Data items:

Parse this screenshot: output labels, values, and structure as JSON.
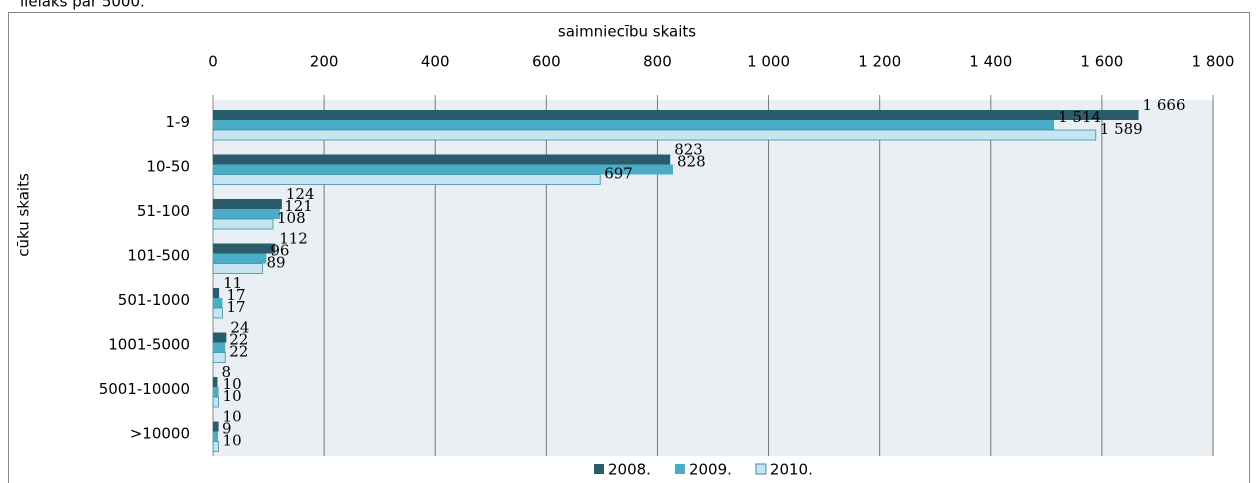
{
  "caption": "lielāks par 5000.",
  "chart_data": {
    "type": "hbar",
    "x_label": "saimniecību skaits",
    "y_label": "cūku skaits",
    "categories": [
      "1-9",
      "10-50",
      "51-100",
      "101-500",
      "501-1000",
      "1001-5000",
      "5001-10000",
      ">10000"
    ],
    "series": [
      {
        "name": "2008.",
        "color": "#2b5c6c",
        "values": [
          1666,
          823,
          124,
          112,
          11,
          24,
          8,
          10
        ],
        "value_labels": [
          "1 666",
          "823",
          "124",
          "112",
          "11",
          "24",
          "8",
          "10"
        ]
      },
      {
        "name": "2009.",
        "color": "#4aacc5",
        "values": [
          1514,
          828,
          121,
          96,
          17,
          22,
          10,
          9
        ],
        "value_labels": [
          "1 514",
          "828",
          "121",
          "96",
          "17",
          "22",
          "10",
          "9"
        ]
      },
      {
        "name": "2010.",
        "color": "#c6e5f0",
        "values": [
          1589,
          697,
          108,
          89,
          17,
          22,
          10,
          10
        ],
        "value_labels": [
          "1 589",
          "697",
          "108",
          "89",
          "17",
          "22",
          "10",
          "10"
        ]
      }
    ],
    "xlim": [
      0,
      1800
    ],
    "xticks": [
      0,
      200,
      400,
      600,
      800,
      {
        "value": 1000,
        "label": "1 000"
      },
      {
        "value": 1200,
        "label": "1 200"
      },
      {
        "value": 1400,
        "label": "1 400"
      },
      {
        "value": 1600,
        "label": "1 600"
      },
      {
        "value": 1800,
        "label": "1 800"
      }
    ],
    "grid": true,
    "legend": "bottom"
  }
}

» Task to complete: Transcribe every record above exactly, leaving out the pictures.

» Result of this task:
Parse this screenshot: output labels, values, and structure as JSON.
{
  "caption": "lielāks par 5000.",
  "chart_data": {
    "type": "hbar",
    "x_label": "saimniecību skaits",
    "y_label": "cūku skaits",
    "categories": [
      "1-9",
      "10-50",
      "51-100",
      "101-500",
      "501-1000",
      "1001-5000",
      "5001-10000",
      ">10000"
    ],
    "series": [
      {
        "name": "2008.",
        "color": "#2b5c6c",
        "values": [
          1666,
          823,
          124,
          112,
          11,
          24,
          8,
          10
        ],
        "value_labels": [
          "1 666",
          "823",
          "124",
          "112",
          "11",
          "24",
          "8",
          "10"
        ]
      },
      {
        "name": "2009.",
        "color": "#4aacc5",
        "values": [
          1514,
          828,
          121,
          96,
          17,
          22,
          10,
          9
        ],
        "value_labels": [
          "1 514",
          "828",
          "121",
          "96",
          "17",
          "22",
          "10",
          "9"
        ]
      },
      {
        "name": "2010.",
        "color": "#c6e5f0",
        "values": [
          1589,
          697,
          108,
          89,
          17,
          22,
          10,
          10
        ],
        "value_labels": [
          "1 589",
          "697",
          "108",
          "89",
          "17",
          "22",
          "10",
          "10"
        ]
      }
    ],
    "xlim": [
      0,
      1800
    ],
    "xticks": [
      0,
      200,
      400,
      600,
      800,
      {
        "value": 1000,
        "label": "1 000"
      },
      {
        "value": 1200,
        "label": "1 200"
      },
      {
        "value": 1400,
        "label": "1 400"
      },
      {
        "value": 1600,
        "label": "1 600"
      },
      {
        "value": 1800,
        "label": "1 800"
      }
    ],
    "grid": true,
    "legend": "bottom"
  }
}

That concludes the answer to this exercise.